# Work to do
Compile every line that includes the word "name".

— begin Exercise data —

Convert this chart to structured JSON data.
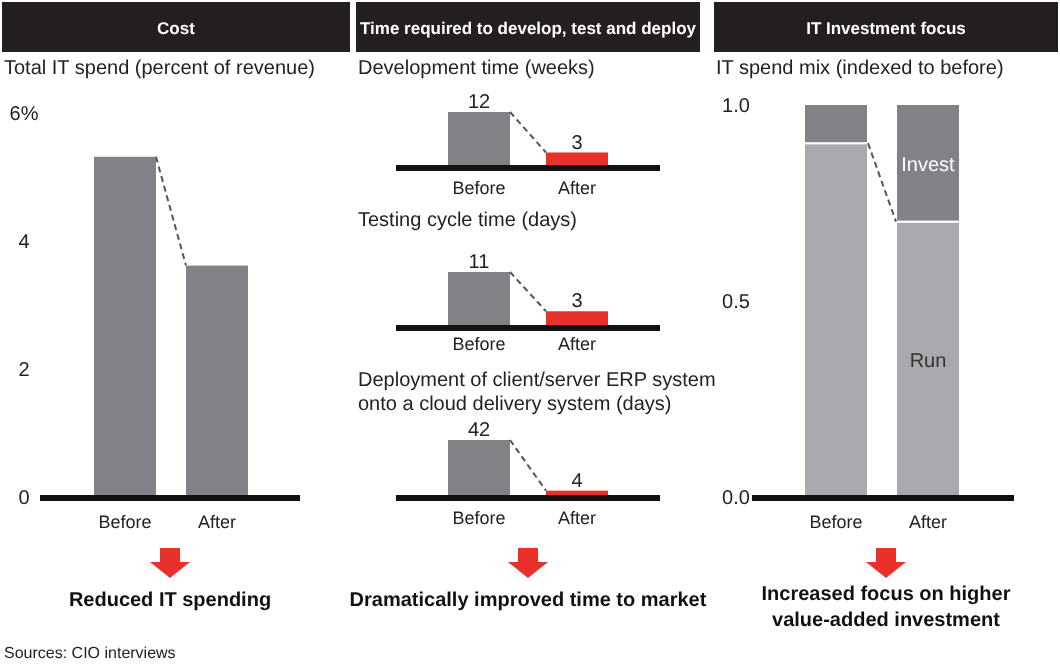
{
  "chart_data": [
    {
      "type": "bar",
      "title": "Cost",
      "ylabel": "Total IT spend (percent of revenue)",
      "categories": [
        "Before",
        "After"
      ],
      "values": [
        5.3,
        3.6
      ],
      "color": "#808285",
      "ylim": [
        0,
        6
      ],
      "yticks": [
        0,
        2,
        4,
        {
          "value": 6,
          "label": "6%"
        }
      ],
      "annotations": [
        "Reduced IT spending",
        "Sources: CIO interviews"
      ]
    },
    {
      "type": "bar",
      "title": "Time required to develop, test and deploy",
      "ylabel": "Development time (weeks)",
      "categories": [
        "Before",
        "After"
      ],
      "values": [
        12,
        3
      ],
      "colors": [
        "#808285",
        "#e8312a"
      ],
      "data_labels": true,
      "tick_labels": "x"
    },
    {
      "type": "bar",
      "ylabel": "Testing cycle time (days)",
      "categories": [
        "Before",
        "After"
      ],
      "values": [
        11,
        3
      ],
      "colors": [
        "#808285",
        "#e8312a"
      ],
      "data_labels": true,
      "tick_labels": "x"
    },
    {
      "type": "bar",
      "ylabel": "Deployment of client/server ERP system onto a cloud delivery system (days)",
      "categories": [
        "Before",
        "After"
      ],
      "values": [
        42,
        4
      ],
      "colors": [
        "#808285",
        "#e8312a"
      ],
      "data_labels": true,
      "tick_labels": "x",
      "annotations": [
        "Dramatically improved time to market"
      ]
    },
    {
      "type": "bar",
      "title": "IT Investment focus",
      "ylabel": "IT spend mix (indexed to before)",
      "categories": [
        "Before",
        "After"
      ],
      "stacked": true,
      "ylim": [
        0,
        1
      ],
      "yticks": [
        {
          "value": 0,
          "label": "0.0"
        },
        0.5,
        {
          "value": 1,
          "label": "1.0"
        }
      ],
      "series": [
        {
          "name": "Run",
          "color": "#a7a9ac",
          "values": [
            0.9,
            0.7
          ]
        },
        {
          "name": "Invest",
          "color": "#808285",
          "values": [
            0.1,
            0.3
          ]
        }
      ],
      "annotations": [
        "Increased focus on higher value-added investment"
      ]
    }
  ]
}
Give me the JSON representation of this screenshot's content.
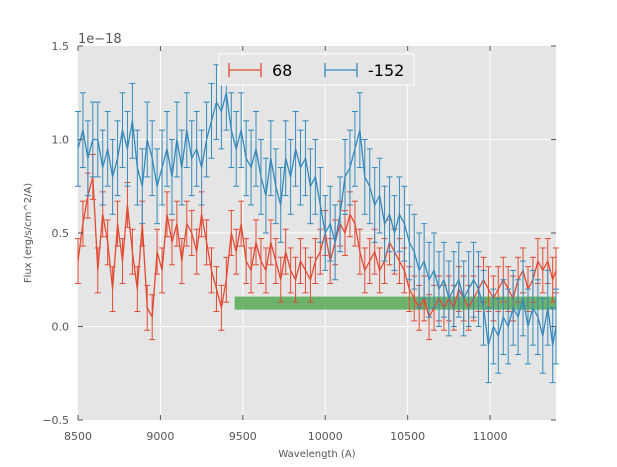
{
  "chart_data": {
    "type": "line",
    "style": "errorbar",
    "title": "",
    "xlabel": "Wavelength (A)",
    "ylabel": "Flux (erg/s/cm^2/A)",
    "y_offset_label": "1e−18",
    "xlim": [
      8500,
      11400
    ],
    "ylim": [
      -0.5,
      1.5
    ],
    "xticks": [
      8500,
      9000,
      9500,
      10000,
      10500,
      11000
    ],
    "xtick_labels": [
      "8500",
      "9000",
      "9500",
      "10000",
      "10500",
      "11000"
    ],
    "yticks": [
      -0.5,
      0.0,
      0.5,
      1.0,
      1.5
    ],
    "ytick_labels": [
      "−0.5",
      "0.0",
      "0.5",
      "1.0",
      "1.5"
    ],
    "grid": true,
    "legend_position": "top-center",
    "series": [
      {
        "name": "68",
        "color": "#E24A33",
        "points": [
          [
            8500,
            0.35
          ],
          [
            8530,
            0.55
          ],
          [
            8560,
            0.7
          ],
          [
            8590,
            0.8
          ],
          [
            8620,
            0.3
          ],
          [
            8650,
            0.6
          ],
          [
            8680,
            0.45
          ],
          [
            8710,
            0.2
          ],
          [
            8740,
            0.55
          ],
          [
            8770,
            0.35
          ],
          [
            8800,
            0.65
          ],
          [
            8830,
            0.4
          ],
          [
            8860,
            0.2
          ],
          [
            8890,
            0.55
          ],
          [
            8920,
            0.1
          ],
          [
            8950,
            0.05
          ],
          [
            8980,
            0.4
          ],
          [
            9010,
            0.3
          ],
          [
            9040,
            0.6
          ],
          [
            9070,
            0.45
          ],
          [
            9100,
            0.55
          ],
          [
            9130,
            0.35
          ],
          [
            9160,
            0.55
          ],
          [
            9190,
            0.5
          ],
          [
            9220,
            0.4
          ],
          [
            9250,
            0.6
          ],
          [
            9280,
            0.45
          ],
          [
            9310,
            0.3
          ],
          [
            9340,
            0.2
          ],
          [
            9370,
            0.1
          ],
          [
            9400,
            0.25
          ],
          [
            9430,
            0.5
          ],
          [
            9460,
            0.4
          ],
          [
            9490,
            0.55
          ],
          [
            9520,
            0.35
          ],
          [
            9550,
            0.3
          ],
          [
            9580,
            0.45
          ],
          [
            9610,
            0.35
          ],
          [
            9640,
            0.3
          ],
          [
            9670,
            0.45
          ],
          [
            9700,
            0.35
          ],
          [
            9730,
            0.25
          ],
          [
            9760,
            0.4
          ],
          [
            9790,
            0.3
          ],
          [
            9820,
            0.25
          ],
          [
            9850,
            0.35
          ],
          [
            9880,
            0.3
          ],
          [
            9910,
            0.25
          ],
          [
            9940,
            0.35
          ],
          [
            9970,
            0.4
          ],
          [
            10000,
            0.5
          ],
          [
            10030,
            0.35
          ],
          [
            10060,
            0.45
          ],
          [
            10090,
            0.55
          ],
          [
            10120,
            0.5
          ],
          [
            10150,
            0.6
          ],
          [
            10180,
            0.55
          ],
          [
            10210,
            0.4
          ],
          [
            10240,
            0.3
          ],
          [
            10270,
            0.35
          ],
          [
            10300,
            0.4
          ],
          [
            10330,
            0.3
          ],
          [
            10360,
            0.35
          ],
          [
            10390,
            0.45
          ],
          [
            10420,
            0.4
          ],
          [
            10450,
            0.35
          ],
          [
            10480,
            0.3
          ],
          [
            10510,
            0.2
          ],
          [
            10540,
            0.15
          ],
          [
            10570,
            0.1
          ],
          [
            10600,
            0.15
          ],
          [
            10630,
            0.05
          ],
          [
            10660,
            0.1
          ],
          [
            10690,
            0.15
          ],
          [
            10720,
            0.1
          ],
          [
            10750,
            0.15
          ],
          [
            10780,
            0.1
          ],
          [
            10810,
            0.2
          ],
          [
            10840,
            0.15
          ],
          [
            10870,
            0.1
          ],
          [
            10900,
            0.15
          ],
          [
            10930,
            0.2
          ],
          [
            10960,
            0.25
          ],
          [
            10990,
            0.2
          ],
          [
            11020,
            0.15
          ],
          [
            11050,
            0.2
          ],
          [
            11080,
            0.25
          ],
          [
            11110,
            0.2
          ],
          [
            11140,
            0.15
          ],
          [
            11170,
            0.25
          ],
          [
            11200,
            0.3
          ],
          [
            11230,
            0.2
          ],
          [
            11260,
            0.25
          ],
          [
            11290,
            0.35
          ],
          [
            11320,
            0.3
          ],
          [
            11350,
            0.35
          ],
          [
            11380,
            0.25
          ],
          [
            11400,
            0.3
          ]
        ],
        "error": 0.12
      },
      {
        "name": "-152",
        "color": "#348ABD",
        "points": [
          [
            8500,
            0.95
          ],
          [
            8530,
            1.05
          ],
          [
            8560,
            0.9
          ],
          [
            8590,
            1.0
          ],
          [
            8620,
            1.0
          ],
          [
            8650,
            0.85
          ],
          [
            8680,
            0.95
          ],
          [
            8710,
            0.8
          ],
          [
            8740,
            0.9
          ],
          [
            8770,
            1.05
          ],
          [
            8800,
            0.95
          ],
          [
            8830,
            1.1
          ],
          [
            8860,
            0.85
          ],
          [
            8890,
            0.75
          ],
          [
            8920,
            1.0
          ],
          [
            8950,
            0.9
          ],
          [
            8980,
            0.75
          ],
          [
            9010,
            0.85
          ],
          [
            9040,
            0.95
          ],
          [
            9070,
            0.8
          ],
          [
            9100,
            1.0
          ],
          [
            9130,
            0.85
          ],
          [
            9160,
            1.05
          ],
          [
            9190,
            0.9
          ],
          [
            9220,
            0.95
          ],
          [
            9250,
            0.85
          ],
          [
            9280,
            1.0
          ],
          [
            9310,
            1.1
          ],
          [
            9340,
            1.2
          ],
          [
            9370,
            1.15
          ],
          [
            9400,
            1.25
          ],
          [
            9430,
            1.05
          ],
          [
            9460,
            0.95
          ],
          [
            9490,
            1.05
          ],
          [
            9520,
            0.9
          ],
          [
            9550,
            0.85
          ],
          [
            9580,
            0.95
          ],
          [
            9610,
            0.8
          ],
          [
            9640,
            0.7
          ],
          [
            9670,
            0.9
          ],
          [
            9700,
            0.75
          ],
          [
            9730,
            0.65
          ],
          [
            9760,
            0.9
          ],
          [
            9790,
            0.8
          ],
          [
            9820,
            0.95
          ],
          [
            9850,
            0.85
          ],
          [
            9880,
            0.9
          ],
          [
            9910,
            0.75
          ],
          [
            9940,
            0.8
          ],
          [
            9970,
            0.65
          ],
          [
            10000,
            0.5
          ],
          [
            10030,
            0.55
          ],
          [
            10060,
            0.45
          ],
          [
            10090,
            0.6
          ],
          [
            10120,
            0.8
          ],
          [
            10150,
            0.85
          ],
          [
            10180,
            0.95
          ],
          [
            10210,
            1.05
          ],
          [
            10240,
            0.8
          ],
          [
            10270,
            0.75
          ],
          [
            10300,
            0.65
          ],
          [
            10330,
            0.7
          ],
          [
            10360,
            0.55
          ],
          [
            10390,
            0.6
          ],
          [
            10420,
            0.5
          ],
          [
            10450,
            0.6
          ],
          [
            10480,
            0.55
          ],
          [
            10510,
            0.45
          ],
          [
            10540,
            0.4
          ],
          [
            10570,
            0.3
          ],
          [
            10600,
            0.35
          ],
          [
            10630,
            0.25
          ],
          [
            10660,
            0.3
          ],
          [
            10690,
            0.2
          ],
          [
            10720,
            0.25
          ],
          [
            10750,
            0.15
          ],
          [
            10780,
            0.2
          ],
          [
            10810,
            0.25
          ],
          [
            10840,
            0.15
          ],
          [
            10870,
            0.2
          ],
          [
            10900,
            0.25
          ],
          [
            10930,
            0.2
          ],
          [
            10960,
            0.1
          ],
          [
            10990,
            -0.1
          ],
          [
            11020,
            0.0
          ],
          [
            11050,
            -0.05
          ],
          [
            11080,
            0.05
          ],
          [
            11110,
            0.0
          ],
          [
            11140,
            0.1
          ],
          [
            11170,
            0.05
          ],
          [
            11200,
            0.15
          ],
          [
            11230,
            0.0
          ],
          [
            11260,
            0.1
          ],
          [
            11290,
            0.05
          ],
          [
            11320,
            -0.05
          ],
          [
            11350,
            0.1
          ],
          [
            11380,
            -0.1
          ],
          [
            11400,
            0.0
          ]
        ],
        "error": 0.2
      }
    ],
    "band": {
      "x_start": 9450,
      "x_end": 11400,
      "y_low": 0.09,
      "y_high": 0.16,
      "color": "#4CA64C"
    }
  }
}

— end Exercise data —

# Response below
          "name": "Run",
          "name": "Invest",
        "name": "68",
        "name": "-152",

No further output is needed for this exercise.